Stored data
* * * * * * * * *
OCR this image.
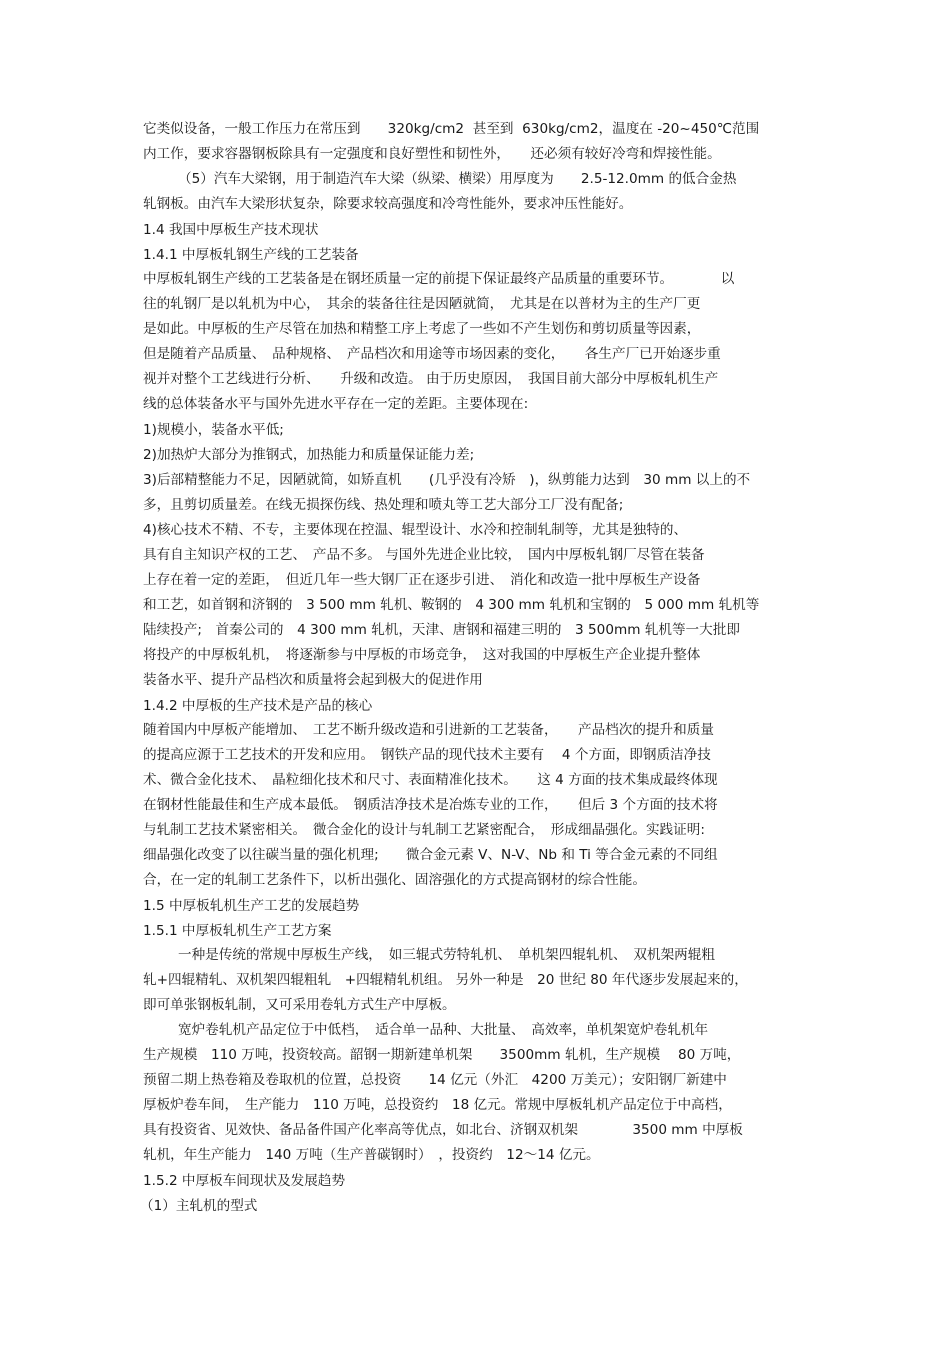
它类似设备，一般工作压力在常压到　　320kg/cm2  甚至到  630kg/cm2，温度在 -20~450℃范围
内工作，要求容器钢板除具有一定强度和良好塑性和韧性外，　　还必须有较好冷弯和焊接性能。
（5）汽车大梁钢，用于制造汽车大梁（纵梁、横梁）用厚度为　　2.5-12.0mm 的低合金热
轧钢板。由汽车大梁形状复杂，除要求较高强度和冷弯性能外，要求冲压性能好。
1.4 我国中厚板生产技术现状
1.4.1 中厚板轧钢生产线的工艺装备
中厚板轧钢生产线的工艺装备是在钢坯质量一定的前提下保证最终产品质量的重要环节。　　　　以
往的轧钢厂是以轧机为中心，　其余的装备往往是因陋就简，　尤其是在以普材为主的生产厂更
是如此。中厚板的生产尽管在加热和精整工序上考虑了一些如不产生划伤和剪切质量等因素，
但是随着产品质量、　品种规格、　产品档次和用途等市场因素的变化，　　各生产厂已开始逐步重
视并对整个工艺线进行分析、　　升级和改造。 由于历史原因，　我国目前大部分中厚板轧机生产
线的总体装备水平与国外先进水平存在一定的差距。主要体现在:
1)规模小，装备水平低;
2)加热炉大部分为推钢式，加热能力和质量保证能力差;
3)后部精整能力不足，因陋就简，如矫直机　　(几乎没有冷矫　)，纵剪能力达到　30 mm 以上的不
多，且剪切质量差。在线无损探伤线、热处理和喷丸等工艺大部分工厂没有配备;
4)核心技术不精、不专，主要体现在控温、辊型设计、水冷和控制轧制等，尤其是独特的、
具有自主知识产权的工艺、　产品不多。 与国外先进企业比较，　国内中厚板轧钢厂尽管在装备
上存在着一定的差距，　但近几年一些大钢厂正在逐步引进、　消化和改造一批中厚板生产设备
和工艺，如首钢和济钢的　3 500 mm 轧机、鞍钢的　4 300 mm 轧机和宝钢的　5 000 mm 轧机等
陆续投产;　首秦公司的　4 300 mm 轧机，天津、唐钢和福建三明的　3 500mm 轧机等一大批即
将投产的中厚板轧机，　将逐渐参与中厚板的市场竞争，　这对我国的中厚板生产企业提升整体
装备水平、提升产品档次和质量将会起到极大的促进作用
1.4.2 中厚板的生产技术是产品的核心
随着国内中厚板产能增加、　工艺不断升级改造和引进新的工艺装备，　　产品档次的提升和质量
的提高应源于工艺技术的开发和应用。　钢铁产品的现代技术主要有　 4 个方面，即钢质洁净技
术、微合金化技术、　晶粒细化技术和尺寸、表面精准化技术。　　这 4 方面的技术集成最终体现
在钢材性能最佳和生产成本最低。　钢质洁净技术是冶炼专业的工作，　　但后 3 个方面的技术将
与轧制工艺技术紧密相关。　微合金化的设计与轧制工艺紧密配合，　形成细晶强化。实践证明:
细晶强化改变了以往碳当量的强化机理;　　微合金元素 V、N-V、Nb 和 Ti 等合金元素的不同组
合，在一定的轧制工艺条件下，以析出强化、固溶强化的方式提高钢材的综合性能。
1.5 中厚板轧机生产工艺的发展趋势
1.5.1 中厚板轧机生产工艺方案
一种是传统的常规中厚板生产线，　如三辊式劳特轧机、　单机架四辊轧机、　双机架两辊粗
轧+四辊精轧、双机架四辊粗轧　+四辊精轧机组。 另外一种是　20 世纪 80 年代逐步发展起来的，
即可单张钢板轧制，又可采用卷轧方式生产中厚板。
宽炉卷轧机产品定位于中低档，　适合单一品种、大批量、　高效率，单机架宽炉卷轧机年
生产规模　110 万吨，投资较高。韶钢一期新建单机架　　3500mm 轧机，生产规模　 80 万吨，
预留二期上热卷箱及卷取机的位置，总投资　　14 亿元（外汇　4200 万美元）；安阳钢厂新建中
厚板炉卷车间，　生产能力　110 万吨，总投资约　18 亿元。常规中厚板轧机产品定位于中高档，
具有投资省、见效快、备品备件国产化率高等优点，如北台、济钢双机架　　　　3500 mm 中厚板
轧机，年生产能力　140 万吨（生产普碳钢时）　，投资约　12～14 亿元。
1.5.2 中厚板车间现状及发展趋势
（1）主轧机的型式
* * * * * * * * *
#### [AIM]
Transcribe each line above verbatim, with the pictures left out.

#### [EXERCISE ANSWER]
OCR this image.
它类似设备，一般工作压力在常压到　　320kg/cm2  甚至到  630kg/cm2，温度在 -20~450℃范围
内工作，要求容器钢板除具有一定强度和良好塑性和韧性外，　　还必须有较好冷弯和焊接性能。
（5）汽车大梁钢，用于制造汽车大梁（纵梁、横梁）用厚度为　　2.5-12.0mm 的低合金热
轧钢板。由汽车大梁形状复杂，除要求较高强度和冷弯性能外，要求冲压性能好。
1.4 我国中厚板生产技术现状
1.4.1 中厚板轧钢生产线的工艺装备
中厚板轧钢生产线的工艺装备是在钢坯质量一定的前提下保证最终产品质量的重要环节。　　　　以
往的轧钢厂是以轧机为中心，　其余的装备往往是因陋就简，　尤其是在以普材为主的生产厂更
是如此。中厚板的生产尽管在加热和精整工序上考虑了一些如不产生划伤和剪切质量等因素，
但是随着产品质量、　品种规格、　产品档次和用途等市场因素的变化，　　各生产厂已开始逐步重
视并对整个工艺线进行分析、　　升级和改造。 由于历史原因，　我国目前大部分中厚板轧机生产
线的总体装备水平与国外先进水平存在一定的差距。主要体现在:
1)规模小，装备水平低;
2)加热炉大部分为推钢式，加热能力和质量保证能力差;
3)后部精整能力不足，因陋就简，如矫直机　　(几乎没有冷矫　)，纵剪能力达到　30 mm 以上的不
多，且剪切质量差。在线无损探伤线、热处理和喷丸等工艺大部分工厂没有配备;
4)核心技术不精、不专，主要体现在控温、辊型设计、水冷和控制轧制等，尤其是独特的、
具有自主知识产权的工艺、　产品不多。 与国外先进企业比较，　国内中厚板轧钢厂尽管在装备
上存在着一定的差距，　但近几年一些大钢厂正在逐步引进、　消化和改造一批中厚板生产设备
和工艺，如首钢和济钢的　3 500 mm 轧机、鞍钢的　4 300 mm 轧机和宝钢的　5 000 mm 轧机等
陆续投产;　首秦公司的　4 300 mm 轧机，天津、唐钢和福建三明的　3 500mm 轧机等一大批即
将投产的中厚板轧机，　将逐渐参与中厚板的市场竞争，　这对我国的中厚板生产企业提升整体
装备水平、提升产品档次和质量将会起到极大的促进作用
1.4.2 中厚板的生产技术是产品的核心
随着国内中厚板产能增加、　工艺不断升级改造和引进新的工艺装备，　　产品档次的提升和质量
的提高应源于工艺技术的开发和应用。　钢铁产品的现代技术主要有　 4 个方面，即钢质洁净技
术、微合金化技术、　晶粒细化技术和尺寸、表面精准化技术。　　这 4 方面的技术集成最终体现
在钢材性能最佳和生产成本最低。　钢质洁净技术是冶炼专业的工作，　　但后 3 个方面的技术将
与轧制工艺技术紧密相关。　微合金化的设计与轧制工艺紧密配合，　形成细晶强化。实践证明:
细晶强化改变了以往碳当量的强化机理;　　微合金元素 V、N-V、Nb 和 Ti 等合金元素的不同组
合，在一定的轧制工艺条件下，以析出强化、固溶强化的方式提高钢材的综合性能。
1.5 中厚板轧机生产工艺的发展趋势
1.5.1 中厚板轧机生产工艺方案
一种是传统的常规中厚板生产线，　如三辊式劳特轧机、　单机架四辊轧机、　双机架两辊粗
轧+四辊精轧、双机架四辊粗轧　+四辊精轧机组。 另外一种是　20 世纪 80 年代逐步发展起来的，
即可单张钢板轧制，又可采用卷轧方式生产中厚板。
宽炉卷轧机产品定位于中低档，　适合单一品种、大批量、　高效率，单机架宽炉卷轧机年
生产规模　110 万吨，投资较高。韶钢一期新建单机架　　3500mm 轧机，生产规模　 80 万吨，
预留二期上热卷箱及卷取机的位置，总投资　　14 亿元（外汇　4200 万美元）；安阳钢厂新建中
厚板炉卷车间，　生产能力　110 万吨，总投资约　18 亿元。常规中厚板轧机产品定位于中高档，
具有投资省、见效快、备品备件国产化率高等优点，如北台、济钢双机架　　　　3500 mm 中厚板
轧机，年生产能力　140 万吨（生产普碳钢时）　，投资约　12～14 亿元。
1.5.2 中厚板车间现状及发展趋势
（1）主轧机的型式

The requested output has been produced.